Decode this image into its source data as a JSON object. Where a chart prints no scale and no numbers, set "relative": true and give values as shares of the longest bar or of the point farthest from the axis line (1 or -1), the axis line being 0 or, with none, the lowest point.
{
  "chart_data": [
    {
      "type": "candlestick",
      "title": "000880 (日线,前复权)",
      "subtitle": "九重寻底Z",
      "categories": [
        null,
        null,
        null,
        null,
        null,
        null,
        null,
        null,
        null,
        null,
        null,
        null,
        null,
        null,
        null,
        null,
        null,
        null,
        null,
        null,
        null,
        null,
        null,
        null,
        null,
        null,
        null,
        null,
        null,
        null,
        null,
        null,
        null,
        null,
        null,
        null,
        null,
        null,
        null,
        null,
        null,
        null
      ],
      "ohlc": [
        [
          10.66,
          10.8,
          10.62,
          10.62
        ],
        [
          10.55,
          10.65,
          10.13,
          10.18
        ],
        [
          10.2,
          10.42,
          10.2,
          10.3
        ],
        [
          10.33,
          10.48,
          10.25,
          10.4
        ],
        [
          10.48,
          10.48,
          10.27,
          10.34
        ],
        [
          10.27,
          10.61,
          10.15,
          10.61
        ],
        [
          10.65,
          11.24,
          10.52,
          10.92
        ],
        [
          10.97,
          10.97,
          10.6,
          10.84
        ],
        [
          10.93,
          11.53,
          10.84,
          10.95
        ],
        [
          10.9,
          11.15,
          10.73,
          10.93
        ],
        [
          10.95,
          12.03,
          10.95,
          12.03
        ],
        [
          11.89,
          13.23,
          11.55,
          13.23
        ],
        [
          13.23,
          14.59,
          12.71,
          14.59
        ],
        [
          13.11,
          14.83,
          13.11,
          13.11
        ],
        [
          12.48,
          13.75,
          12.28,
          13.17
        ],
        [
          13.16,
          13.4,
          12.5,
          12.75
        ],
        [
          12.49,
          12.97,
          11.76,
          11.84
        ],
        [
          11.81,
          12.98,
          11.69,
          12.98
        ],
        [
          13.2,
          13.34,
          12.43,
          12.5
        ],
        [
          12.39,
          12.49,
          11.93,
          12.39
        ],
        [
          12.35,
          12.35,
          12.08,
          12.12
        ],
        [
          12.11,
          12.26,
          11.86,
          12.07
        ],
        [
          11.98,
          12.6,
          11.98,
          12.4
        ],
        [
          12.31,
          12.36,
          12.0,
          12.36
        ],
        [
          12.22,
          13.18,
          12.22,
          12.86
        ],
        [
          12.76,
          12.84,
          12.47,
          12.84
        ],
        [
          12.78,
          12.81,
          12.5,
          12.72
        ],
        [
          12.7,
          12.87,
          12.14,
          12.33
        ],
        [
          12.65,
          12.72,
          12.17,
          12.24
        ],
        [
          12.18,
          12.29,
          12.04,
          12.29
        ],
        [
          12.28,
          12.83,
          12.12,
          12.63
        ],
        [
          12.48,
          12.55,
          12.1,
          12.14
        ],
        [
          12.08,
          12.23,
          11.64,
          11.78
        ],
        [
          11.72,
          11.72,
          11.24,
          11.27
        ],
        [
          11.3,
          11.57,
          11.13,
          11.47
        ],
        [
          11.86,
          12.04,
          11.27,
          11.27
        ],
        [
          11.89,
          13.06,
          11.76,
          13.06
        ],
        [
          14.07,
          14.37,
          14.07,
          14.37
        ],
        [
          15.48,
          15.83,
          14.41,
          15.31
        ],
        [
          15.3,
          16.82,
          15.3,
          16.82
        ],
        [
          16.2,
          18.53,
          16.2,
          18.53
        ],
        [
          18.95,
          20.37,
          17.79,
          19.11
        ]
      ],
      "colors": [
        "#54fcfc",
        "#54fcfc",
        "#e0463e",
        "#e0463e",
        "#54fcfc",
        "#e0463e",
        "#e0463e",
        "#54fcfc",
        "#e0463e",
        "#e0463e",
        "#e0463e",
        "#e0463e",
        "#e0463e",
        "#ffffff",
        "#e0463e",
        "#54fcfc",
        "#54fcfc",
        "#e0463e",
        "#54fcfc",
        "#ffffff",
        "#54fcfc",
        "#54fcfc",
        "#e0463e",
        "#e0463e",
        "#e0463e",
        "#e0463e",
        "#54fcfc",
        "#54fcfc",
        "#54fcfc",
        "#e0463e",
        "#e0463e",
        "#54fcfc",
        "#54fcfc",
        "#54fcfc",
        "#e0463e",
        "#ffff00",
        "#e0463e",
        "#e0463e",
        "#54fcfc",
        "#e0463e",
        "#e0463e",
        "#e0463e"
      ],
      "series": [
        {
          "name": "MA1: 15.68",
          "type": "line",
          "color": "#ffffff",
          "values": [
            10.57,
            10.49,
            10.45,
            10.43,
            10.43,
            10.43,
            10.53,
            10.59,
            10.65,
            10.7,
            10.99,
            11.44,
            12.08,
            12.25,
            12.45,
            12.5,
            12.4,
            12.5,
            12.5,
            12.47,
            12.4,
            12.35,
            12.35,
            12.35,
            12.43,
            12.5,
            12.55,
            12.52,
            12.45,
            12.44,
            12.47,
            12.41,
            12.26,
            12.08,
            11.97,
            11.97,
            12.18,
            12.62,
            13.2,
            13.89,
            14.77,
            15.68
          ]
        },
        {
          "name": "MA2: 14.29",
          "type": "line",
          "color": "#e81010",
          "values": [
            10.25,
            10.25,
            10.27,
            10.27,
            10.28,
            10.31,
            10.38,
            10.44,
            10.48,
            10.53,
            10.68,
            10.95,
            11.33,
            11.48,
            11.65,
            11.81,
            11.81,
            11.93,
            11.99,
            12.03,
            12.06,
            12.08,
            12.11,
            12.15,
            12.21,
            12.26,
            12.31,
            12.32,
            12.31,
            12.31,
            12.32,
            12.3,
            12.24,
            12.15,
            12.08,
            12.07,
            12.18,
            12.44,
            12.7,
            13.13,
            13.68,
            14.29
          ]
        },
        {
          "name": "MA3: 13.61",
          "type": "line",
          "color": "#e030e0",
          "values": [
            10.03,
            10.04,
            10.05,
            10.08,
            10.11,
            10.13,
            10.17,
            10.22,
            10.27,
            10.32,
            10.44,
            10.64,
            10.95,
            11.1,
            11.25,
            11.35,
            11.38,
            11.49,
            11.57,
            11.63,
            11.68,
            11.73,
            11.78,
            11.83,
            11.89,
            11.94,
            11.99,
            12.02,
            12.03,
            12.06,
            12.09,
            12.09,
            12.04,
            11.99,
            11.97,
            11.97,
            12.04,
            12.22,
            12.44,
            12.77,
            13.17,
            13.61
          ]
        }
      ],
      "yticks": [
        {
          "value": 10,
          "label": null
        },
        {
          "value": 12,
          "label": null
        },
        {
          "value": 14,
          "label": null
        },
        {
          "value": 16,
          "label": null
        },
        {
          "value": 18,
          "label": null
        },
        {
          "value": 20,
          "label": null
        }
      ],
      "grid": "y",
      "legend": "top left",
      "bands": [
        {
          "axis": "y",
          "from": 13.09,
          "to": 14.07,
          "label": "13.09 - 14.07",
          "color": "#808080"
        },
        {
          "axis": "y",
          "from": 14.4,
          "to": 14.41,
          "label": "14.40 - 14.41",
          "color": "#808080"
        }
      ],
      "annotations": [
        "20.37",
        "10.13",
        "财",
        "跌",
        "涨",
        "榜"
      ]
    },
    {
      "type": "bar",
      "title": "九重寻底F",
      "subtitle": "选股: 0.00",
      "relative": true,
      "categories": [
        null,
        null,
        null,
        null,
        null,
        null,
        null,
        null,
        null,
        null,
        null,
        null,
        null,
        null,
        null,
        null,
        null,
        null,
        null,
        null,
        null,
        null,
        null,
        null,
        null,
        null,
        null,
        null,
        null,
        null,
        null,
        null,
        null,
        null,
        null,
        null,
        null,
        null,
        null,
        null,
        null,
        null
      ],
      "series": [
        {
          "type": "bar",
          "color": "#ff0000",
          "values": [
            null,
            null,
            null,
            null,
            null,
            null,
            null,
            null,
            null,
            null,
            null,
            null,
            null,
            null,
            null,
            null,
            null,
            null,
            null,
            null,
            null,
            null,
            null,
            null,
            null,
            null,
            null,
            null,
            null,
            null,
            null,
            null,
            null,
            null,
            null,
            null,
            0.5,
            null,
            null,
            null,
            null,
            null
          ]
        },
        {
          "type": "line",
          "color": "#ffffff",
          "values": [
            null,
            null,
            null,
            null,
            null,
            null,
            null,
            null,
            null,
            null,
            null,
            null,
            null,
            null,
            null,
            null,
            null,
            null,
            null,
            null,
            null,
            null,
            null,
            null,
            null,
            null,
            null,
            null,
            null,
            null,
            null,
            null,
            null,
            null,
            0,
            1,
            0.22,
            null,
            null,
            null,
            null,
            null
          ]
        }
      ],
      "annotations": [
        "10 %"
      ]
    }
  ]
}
----
__TASK DETAILS__:
Identify the lines above that contain the word "name", then copy them.

__COMPLETED TASK__:
          "name": "MA1: 15.68",
          "name": "MA2: 14.29",
          "name": "MA3: 13.61",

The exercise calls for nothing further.